THE EXERCISE: Reproduce the listing exactly and skip over any pictures.

Figure record listings
##############################
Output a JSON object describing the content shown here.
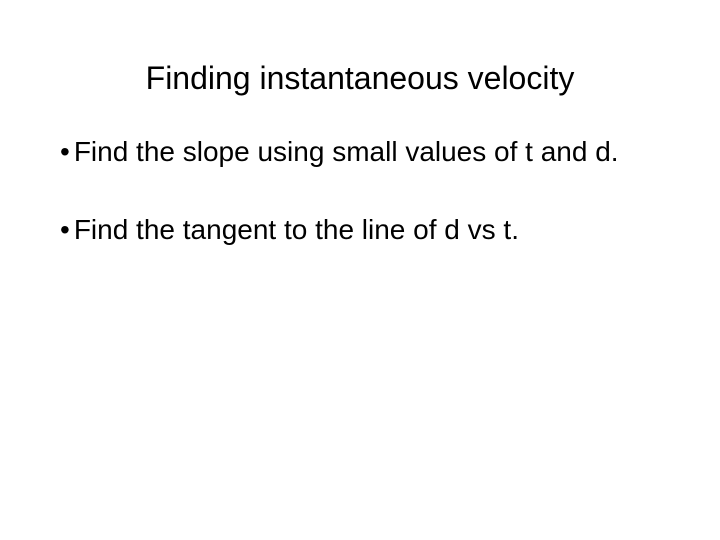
{
  "slide": {
    "title": "Finding instantaneous velocity",
    "bullets": [
      {
        "marker": "•",
        "text": "Find the slope using small values of t and d."
      },
      {
        "marker": "•",
        "text": "Find the tangent to the line of d vs t."
      }
    ]
  },
  "style": {
    "background_color": "#ffffff",
    "text_color": "#000000",
    "title_fontsize": 32,
    "body_fontsize": 28,
    "font_family": "Verdana"
  }
}
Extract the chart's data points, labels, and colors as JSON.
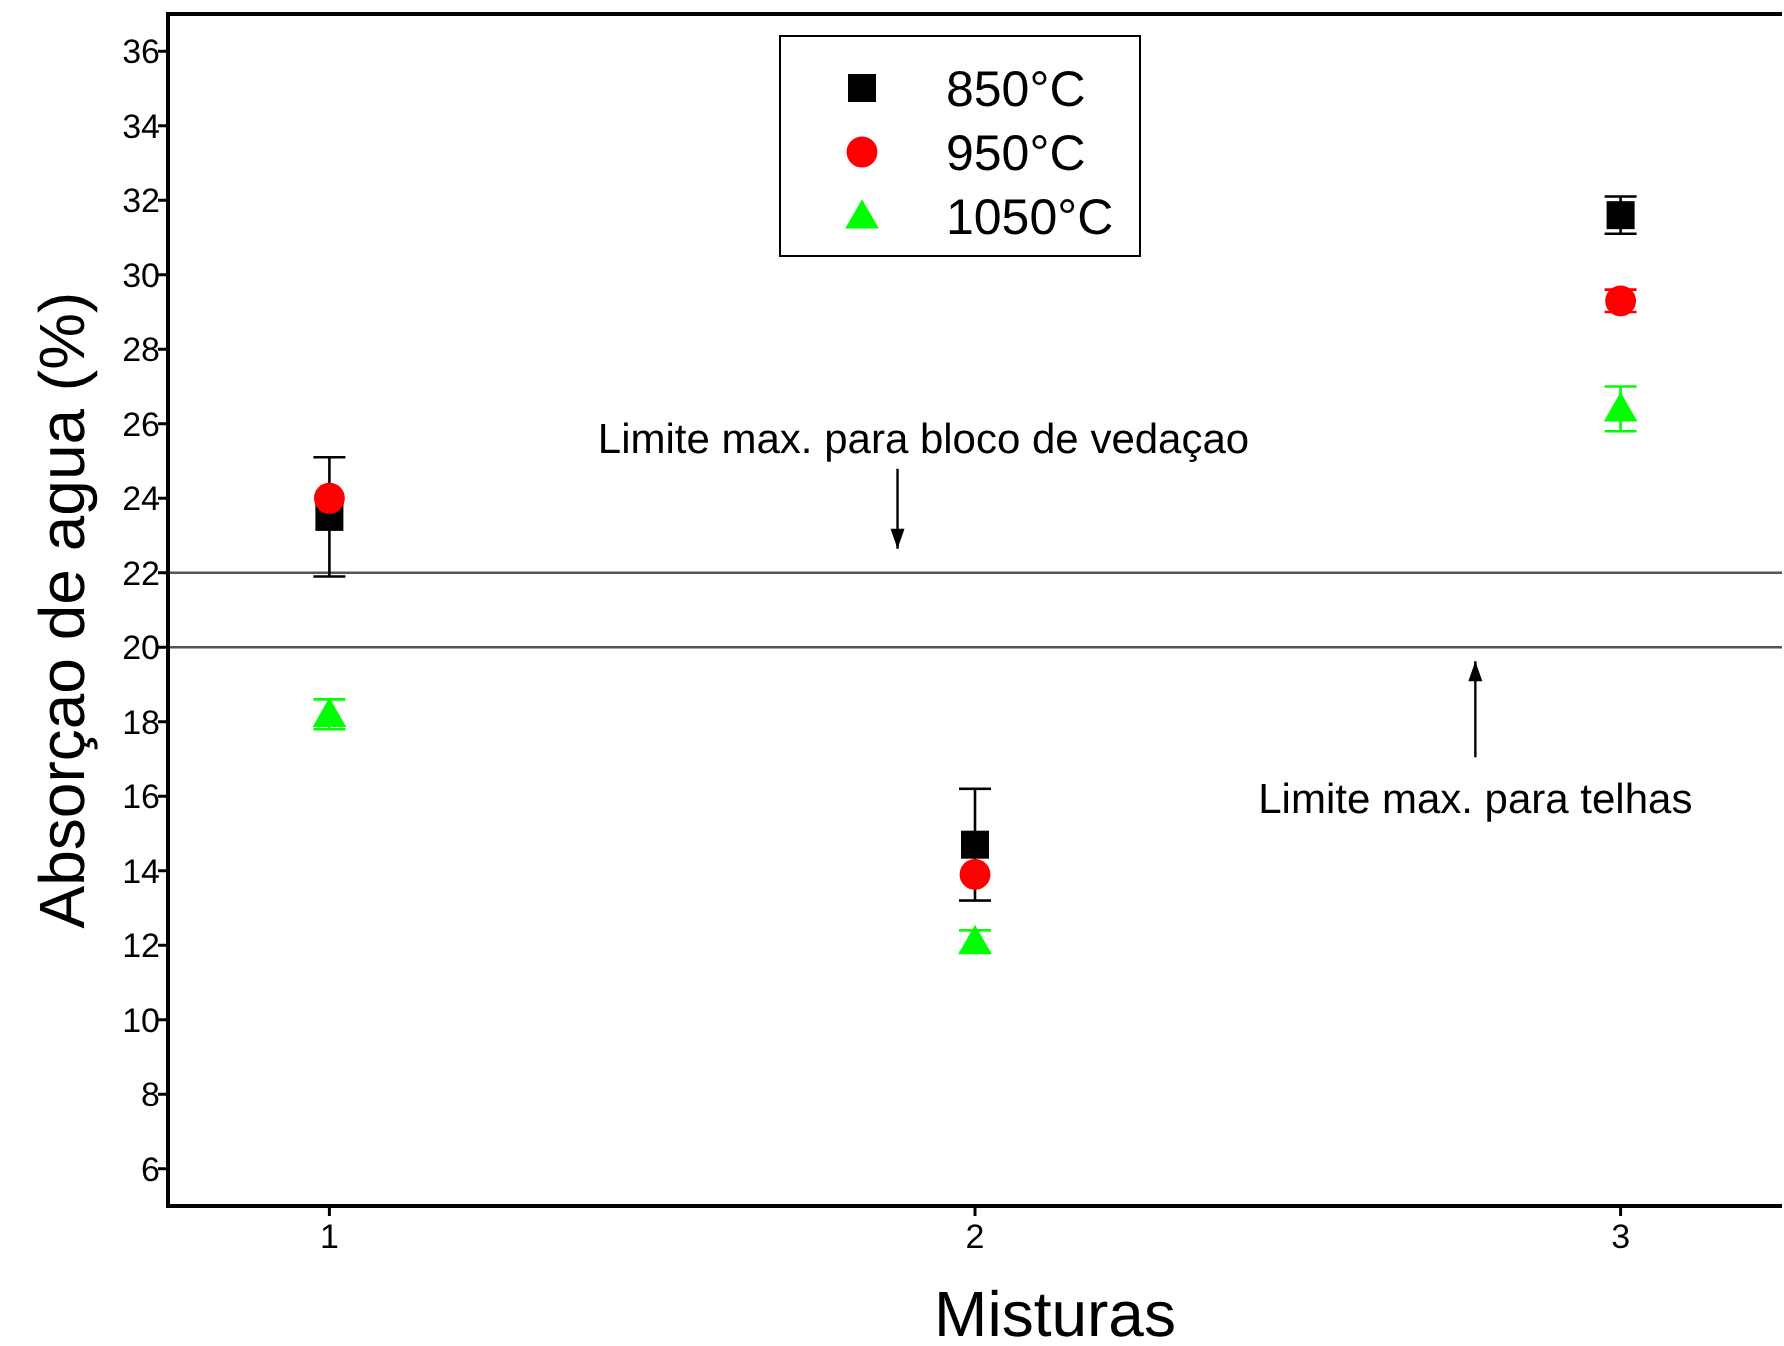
{
  "chart_data": {
    "type": "scatter",
    "xlabel": "Misturas",
    "ylabel": "Absorçao de agua (%)",
    "x": [
      1,
      2,
      3
    ],
    "xlim": [
      0.75,
      3.25
    ],
    "xticks": [
      1,
      2,
      3
    ],
    "ylim": [
      5,
      37
    ],
    "yticks": [
      6,
      8,
      10,
      12,
      14,
      16,
      18,
      20,
      22,
      24,
      26,
      28,
      30,
      32,
      34,
      36
    ],
    "grid": false,
    "legend": "top",
    "series": [
      {
        "name": "850°C",
        "color": "#000000",
        "marker": "square",
        "values": [
          23.5,
          14.7,
          31.6
        ],
        "errors": [
          1.6,
          1.5,
          0.5
        ]
      },
      {
        "name": "950°C",
        "color": "#ff0000",
        "marker": "circle",
        "values": [
          24.0,
          13.9,
          29.3
        ],
        "errors": [
          null,
          null,
          0.3
        ]
      },
      {
        "name": "1050°C",
        "color": "#00ff00",
        "marker": "triangle",
        "values": [
          18.2,
          12.1,
          26.4
        ],
        "errors": [
          0.4,
          0.3,
          0.6
        ]
      }
    ],
    "ref_lines": [
      {
        "axis": "y",
        "value": 22,
        "color": "#555555",
        "label": "Limite max. para bloco de vedaçao"
      },
      {
        "axis": "y",
        "value": 20,
        "color": "#555555",
        "label": "Limite max. para telhas"
      }
    ]
  }
}
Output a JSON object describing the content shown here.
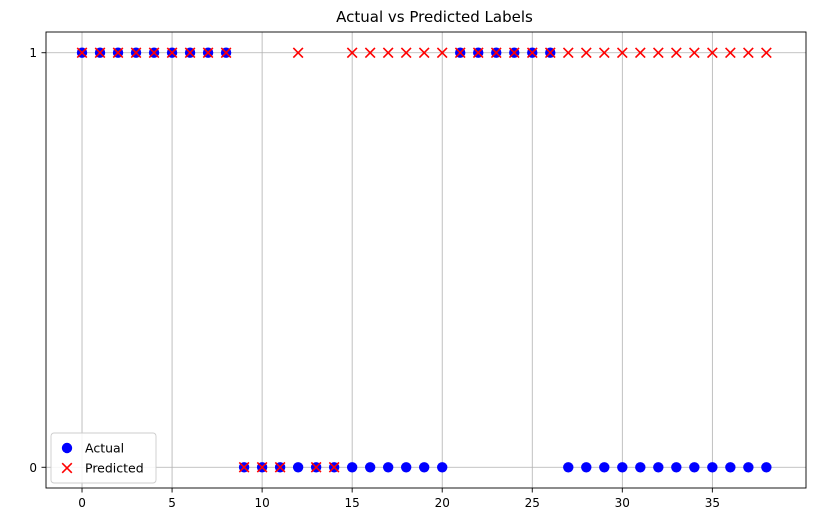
##############################
RESPONSE TO THIS TASK:
Output a JSON object describing the content shown here.
{
  "slide": {
    "title": "Finding instantaneous velocity",
    "bullets": [
      {
        "marker": "•",
        "text": "Find the slope using small values of t and d."
      },
      {
        "marker": "•",
        "text": "Find the tangent to the line of d vs t."
      }
    ]
  },
  "style": {
    "background_color": "#ffffff",
    "text_color": "#000000",
    "title_fontsize": 32,
    "body_fontsize": 28,
    "font_family": "Verdana"
  }
}
Extract the chart's data points, labels, and colors as JSON.
{
  "chart_data": {
    "type": "scatter",
    "xlabel": "Misturas",
    "ylabel": "Absorçao de agua (%)",
    "x": [
      1,
      2,
      3
    ],
    "xlim": [
      0.75,
      3.25
    ],
    "xticks": [
      1,
      2,
      3
    ],
    "ylim": [
      5,
      37
    ],
    "yticks": [
      6,
      8,
      10,
      12,
      14,
      16,
      18,
      20,
      22,
      24,
      26,
      28,
      30,
      32,
      34,
      36
    ],
    "grid": false,
    "legend": "top",
    "series": [
      {
        "name": "850°C",
        "color": "#000000",
        "marker": "square",
        "values": [
          23.5,
          14.7,
          31.6
        ],
        "errors": [
          1.6,
          1.5,
          0.5
        ]
      },
      {
        "name": "950°C",
        "color": "#ff0000",
        "marker": "circle",
        "values": [
          24.0,
          13.9,
          29.3
        ],
        "errors": [
          null,
          null,
          0.3
        ]
      },
      {
        "name": "1050°C",
        "color": "#00ff00",
        "marker": "triangle",
        "values": [
          18.2,
          12.1,
          26.4
        ],
        "errors": [
          0.4,
          0.3,
          0.6
        ]
      }
    ],
    "ref_lines": [
      {
        "axis": "y",
        "value": 22,
        "color": "#555555",
        "label": "Limite max. para bloco de vedaçao"
      },
      {
        "axis": "y",
        "value": 20,
        "color": "#555555",
        "label": "Limite max. para telhas"
      }
    ]
  }
}
Output a JSON object describing the content shown here.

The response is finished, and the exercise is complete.